Task requirements: Take the records underneath and set them down exactly.

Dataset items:
****************
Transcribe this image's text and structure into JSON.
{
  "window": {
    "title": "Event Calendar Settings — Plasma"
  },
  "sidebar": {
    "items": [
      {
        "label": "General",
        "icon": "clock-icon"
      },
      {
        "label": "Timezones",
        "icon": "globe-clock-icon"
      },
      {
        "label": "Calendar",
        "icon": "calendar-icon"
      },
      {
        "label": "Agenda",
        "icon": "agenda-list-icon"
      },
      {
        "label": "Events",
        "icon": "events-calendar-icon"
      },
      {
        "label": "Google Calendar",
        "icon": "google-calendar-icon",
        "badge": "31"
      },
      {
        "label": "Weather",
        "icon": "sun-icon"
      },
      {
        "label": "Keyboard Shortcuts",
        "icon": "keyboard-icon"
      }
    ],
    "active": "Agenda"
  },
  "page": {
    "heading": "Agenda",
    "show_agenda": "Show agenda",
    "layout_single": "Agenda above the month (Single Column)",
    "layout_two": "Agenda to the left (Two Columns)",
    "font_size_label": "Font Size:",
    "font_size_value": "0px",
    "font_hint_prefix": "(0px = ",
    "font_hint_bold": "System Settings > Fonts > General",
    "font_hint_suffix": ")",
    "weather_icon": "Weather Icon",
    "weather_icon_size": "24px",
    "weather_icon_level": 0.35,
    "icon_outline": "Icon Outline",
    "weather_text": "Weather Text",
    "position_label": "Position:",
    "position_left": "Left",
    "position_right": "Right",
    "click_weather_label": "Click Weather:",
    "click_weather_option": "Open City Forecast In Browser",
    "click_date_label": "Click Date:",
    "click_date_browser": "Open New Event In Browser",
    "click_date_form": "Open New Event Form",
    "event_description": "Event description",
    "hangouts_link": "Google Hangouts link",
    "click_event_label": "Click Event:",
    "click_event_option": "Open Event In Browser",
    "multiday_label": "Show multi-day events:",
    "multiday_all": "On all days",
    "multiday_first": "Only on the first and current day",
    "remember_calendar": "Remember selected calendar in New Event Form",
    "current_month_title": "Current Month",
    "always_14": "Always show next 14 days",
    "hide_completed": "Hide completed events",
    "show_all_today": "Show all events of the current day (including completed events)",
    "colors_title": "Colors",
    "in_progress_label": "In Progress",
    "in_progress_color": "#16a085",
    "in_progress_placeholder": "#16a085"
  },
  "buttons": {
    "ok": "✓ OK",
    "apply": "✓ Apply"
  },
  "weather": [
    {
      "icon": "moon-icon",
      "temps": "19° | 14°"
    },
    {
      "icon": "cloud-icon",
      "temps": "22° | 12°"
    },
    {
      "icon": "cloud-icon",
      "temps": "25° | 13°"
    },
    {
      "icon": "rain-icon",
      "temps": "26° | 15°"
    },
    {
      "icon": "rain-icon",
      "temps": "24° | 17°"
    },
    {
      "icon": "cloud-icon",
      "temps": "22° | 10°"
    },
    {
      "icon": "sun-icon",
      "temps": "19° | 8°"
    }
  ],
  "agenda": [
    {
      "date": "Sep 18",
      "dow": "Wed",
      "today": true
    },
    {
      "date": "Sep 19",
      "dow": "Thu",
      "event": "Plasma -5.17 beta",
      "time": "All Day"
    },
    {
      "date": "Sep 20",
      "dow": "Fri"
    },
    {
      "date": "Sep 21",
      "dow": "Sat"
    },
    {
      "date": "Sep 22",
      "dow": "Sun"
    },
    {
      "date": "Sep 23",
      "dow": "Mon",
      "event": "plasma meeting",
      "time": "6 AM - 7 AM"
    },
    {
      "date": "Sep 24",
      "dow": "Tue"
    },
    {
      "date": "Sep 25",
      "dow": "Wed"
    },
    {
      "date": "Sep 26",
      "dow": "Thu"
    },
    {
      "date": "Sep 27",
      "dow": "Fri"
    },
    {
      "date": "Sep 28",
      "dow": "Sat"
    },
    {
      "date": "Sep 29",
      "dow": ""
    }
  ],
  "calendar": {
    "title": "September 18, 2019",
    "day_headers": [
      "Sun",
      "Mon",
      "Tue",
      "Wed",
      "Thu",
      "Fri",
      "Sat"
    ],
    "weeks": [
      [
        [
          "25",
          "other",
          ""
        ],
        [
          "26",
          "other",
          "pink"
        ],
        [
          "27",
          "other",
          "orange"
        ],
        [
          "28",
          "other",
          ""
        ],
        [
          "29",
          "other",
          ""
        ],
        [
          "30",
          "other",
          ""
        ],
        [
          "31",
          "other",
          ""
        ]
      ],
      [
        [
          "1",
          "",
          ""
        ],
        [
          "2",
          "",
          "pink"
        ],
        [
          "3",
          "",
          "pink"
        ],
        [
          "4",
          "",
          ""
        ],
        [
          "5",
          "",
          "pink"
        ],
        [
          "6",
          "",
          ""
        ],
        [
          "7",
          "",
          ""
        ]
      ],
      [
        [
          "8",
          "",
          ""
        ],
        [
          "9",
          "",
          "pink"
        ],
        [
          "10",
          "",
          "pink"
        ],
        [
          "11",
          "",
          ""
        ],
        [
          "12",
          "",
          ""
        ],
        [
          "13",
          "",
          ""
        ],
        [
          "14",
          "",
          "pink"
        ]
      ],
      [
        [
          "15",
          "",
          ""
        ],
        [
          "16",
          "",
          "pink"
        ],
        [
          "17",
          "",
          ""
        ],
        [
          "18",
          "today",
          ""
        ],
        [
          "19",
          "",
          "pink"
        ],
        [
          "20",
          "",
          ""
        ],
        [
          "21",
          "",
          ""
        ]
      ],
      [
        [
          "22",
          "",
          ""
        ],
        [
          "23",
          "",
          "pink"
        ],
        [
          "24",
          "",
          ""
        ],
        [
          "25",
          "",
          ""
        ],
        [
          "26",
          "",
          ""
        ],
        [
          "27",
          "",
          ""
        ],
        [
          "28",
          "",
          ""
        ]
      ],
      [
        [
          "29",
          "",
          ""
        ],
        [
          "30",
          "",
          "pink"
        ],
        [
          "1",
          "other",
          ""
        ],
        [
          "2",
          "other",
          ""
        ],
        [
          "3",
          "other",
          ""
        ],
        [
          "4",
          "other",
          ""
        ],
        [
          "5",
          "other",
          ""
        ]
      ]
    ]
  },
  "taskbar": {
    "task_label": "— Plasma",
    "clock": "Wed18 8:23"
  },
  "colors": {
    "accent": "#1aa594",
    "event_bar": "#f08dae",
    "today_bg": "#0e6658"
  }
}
****************
Solved exercise:
Transcribe this image's text and structure into JSON.
{
  "window": {
    "title": "Event Calendar Settings — Plasma"
  },
  "sidebar": {
    "items": [
      {
        "label": "General",
        "icon": "clock-icon"
      },
      {
        "label": "Timezones",
        "icon": "globe-clock-icon"
      },
      {
        "label": "Calendar",
        "icon": "calendar-icon"
      },
      {
        "label": "Agenda",
        "icon": "agenda-list-icon"
      },
      {
        "label": "Events",
        "icon": "events-calendar-icon"
      },
      {
        "label": "Google Calendar",
        "icon": "google-calendar-icon",
        "badge": "31"
      },
      {
        "label": "Weather",
        "icon": "sun-icon"
      },
      {
        "label": "Keyboard Shortcuts",
        "icon": "keyboard-icon"
      }
    ],
    "active": "Agenda"
  },
  "page": {
    "heading": "Agenda",
    "show_agenda": "Show agenda",
    "layout_single": "Agenda above the month (Single Column)",
    "layout_two": "Agenda to the left (Two Columns)",
    "font_size_label": "Font Size:",
    "font_size_value": "0px",
    "font_hint_prefix": "(0px = ",
    "font_hint_bold": "System Settings > Fonts > General",
    "font_hint_suffix": ")",
    "weather_icon": "Weather Icon",
    "weather_icon_size": "24px",
    "weather_icon_level": 0.35,
    "icon_outline": "Icon Outline",
    "weather_text": "Weather Text",
    "position_label": "Position:",
    "position_left": "Left",
    "position_right": "Right",
    "click_weather_label": "Click Weather:",
    "click_weather_option": "Open City Forecast In Browser",
    "click_date_label": "Click Date:",
    "click_date_browser": "Open New Event In Browser",
    "click_date_form": "Open New Event Form",
    "event_description": "Event description",
    "hangouts_link": "Google Hangouts link",
    "click_event_label": "Click Event:",
    "click_event_option": "Open Event In Browser",
    "multiday_label": "Show multi-day events:",
    "multiday_all": "On all days",
    "multiday_first": "Only on the first and current day",
    "remember_calendar": "Remember selected calendar in New Event Form",
    "current_month_title": "Current Month",
    "always_14": "Always show next 14 days",
    "hide_completed": "Hide completed events",
    "show_all_today": "Show all events of the current day (including completed events)",
    "colors_title": "Colors",
    "in_progress_label": "In Progress",
    "in_progress_color": "#16a085",
    "in_progress_placeholder": "#16a085"
  },
  "buttons": {
    "ok": "✓ OK",
    "apply": "✓ Apply"
  },
  "weather": [
    {
      "icon": "moon-icon",
      "temps": "19° | 14°"
    },
    {
      "icon": "cloud-icon",
      "temps": "22° | 12°"
    },
    {
      "icon": "cloud-icon",
      "temps": "25° | 13°"
    },
    {
      "icon": "rain-icon",
      "temps": "26° | 15°"
    },
    {
      "icon": "rain-icon",
      "temps": "24° | 17°"
    },
    {
      "icon": "cloud-icon",
      "temps": "22° | 10°"
    },
    {
      "icon": "sun-icon",
      "temps": "19° | 8°"
    }
  ],
  "agenda": [
    {
      "date": "Sep 18",
      "dow": "Wed",
      "today": true
    },
    {
      "date": "Sep 19",
      "dow": "Thu",
      "event": "Plasma -5.17 beta",
      "time": "All Day"
    },
    {
      "date": "Sep 20",
      "dow": "Fri"
    },
    {
      "date": "Sep 21",
      "dow": "Sat"
    },
    {
      "date": "Sep 22",
      "dow": "Sun"
    },
    {
      "date": "Sep 23",
      "dow": "Mon",
      "event": "plasma meeting",
      "time": "6 AM - 7 AM"
    },
    {
      "date": "Sep 24",
      "dow": "Tue"
    },
    {
      "date": "Sep 25",
      "dow": "Wed"
    },
    {
      "date": "Sep 26",
      "dow": "Thu"
    },
    {
      "date": "Sep 27",
      "dow": "Fri"
    },
    {
      "date": "Sep 28",
      "dow": "Sat"
    },
    {
      "date": "Sep 29",
      "dow": ""
    }
  ],
  "calendar": {
    "title": "September 18, 2019",
    "day_headers": [
      "Sun",
      "Mon",
      "Tue",
      "Wed",
      "Thu",
      "Fri",
      "Sat"
    ],
    "weeks": [
      [
        [
          "25",
          "other",
          ""
        ],
        [
          "26",
          "other",
          "pink"
        ],
        [
          "27",
          "other",
          "orange"
        ],
        [
          "28",
          "other",
          ""
        ],
        [
          "29",
          "other",
          ""
        ],
        [
          "30",
          "other",
          ""
        ],
        [
          "31",
          "other",
          ""
        ]
      ],
      [
        [
          "1",
          "",
          ""
        ],
        [
          "2",
          "",
          "pink"
        ],
        [
          "3",
          "",
          "pink"
        ],
        [
          "4",
          "",
          ""
        ],
        [
          "5",
          "",
          "pink"
        ],
        [
          "6",
          "",
          ""
        ],
        [
          "7",
          "",
          ""
        ]
      ],
      [
        [
          "8",
          "",
          ""
        ],
        [
          "9",
          "",
          "pink"
        ],
        [
          "10",
          "",
          "pink"
        ],
        [
          "11",
          "",
          ""
        ],
        [
          "12",
          "",
          ""
        ],
        [
          "13",
          "",
          ""
        ],
        [
          "14",
          "",
          "pink"
        ]
      ],
      [
        [
          "15",
          "",
          ""
        ],
        [
          "16",
          "",
          "pink"
        ],
        [
          "17",
          "",
          ""
        ],
        [
          "18",
          "today",
          ""
        ],
        [
          "19",
          "",
          "pink"
        ],
        [
          "20",
          "",
          ""
        ],
        [
          "21",
          "",
          ""
        ]
      ],
      [
        [
          "22",
          "",
          ""
        ],
        [
          "23",
          "",
          "pink"
        ],
        [
          "24",
          "",
          ""
        ],
        [
          "25",
          "",
          ""
        ],
        [
          "26",
          "",
          ""
        ],
        [
          "27",
          "",
          ""
        ],
        [
          "28",
          "",
          ""
        ]
      ],
      [
        [
          "29",
          "",
          ""
        ],
        [
          "30",
          "",
          "pink"
        ],
        [
          "1",
          "other",
          ""
        ],
        [
          "2",
          "other",
          ""
        ],
        [
          "3",
          "other",
          ""
        ],
        [
          "4",
          "other",
          ""
        ],
        [
          "5",
          "other",
          ""
        ]
      ]
    ]
  },
  "taskbar": {
    "task_label": "— Plasma",
    "clock": "Wed18 8:23"
  },
  "colors": {
    "accent": "#1aa594",
    "event_bar": "#f08dae",
    "today_bg": "#0e6658"
  }
}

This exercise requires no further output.